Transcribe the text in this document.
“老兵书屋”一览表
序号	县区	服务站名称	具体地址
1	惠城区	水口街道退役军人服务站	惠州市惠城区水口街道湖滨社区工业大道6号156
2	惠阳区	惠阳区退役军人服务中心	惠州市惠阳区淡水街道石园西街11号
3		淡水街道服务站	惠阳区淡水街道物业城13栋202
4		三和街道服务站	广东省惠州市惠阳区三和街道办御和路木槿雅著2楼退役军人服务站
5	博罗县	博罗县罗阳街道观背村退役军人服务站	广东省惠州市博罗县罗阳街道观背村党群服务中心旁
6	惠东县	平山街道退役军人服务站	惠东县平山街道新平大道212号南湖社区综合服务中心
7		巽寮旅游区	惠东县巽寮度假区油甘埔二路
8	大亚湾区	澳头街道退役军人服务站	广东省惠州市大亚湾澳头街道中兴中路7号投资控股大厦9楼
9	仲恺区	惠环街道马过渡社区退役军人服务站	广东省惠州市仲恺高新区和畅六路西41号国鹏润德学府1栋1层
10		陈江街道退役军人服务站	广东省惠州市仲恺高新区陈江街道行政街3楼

★ ★ ★ ★

* GIVEN REQUEST: All of the entries above should be written out again exactly.

* THE RESPONSE:
Transcribe the text in this document.
“老兵书屋”一览表
序号	县区	服务站名称	具体地址
1	惠城区	水口街道退役军人服务站	惠州市惠城区水口街道湖滨社区工业大道6号156
2	惠阳区	惠阳区退役军人服务中心	惠州市惠阳区淡水街道石园西街11号
3		淡水街道服务站	惠阳区淡水街道物业城13栋202
4		三和街道服务站	广东省惠州市惠阳区三和街道办御和路木槿雅著2楼退役军人服务站
5	博罗县	博罗县罗阳街道观背村退役军人服务站	广东省惠州市博罗县罗阳街道观背村党群服务中心旁
6	惠东县	平山街道退役军人服务站	惠东县平山街道新平大道212号南湖社区综合服务中心
7		巽寮旅游区	惠东县巽寮度假区油甘埔二路
8	大亚湾区	澳头街道退役军人服务站	广东省惠州市大亚湾澳头街道中兴中路7号投资控股大厦9楼
9	仲恺区	惠环街道马过渡社区退役军人服务站	广东省惠州市仲恺高新区和畅六路西41号国鹏润德学府1栋1层
10		陈江街道退役军人服务站	广东省惠州市仲恺高新区陈江街道行政街3楼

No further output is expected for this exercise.